The request → Using the records below, copy out exactly the line that contains "Convert this document image to plain text." and every line that follows it, up to and including the last, and no others.

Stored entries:
════

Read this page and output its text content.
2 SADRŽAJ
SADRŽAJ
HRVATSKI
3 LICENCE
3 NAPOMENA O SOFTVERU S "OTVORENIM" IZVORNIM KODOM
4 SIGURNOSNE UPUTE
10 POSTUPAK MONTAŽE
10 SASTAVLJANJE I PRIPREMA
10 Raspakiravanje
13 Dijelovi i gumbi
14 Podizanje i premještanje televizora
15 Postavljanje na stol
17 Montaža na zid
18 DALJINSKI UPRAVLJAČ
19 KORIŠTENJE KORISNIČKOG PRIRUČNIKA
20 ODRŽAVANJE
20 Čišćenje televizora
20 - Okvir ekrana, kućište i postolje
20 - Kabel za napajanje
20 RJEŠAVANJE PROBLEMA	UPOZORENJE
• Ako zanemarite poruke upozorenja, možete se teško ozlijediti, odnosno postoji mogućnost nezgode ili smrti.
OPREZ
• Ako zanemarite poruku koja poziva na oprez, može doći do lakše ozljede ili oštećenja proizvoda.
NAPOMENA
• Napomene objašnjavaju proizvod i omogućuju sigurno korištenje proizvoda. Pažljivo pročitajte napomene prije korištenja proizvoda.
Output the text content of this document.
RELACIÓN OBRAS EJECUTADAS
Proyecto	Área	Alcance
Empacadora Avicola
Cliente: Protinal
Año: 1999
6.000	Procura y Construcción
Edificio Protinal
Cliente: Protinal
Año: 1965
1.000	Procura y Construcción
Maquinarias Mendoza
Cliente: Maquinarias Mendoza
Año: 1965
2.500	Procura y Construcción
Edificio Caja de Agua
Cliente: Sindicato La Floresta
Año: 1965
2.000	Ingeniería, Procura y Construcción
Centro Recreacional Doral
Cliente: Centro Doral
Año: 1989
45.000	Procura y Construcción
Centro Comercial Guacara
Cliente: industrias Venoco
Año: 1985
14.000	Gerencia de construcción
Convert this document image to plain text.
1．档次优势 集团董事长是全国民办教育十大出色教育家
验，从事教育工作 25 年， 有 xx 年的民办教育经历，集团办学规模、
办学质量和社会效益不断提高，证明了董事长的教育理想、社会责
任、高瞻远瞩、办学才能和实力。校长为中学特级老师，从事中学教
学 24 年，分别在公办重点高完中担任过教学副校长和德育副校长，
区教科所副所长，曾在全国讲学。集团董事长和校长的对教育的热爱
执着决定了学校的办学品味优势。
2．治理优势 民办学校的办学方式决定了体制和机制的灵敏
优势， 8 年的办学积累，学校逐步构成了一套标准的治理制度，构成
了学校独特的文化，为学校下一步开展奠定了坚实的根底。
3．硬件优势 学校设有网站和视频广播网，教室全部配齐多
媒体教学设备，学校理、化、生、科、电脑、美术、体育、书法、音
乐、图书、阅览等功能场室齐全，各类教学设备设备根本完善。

════

Task output →
Convert this document image to plain text.
1．档次优势 集团董事长是全国民办教育十大出色教育家
验，从事教育工作 25 年， 有 xx 年的民办教育经历，集团办学规模、
办学质量和社会效益不断提高，证明了董事长的教育理想、社会责
任、高瞻远瞩、办学才能和实力。校长为中学特级老师，从事中学教
学 24 年，分别在公办重点高完中担任过教学副校长和德育副校长，
区教科所副所长，曾在全国讲学。集团董事长和校长的对教育的热爱
执着决定了学校的办学品味优势。
2．治理优势 民办学校的办学方式决定了体制和机制的灵敏
优势， 8 年的办学积累，学校逐步构成了一套标准的治理制度，构成
了学校独特的文化，为学校下一步开展奠定了坚实的根底。
3．硬件优势 学校设有网站和视频广播网，教室全部配齐多
媒体教学设备，学校理、化、生、科、电脑、美术、体育、书法、音
乐、图书、阅览等功能场室齐全，各类教学设备设备根本完善。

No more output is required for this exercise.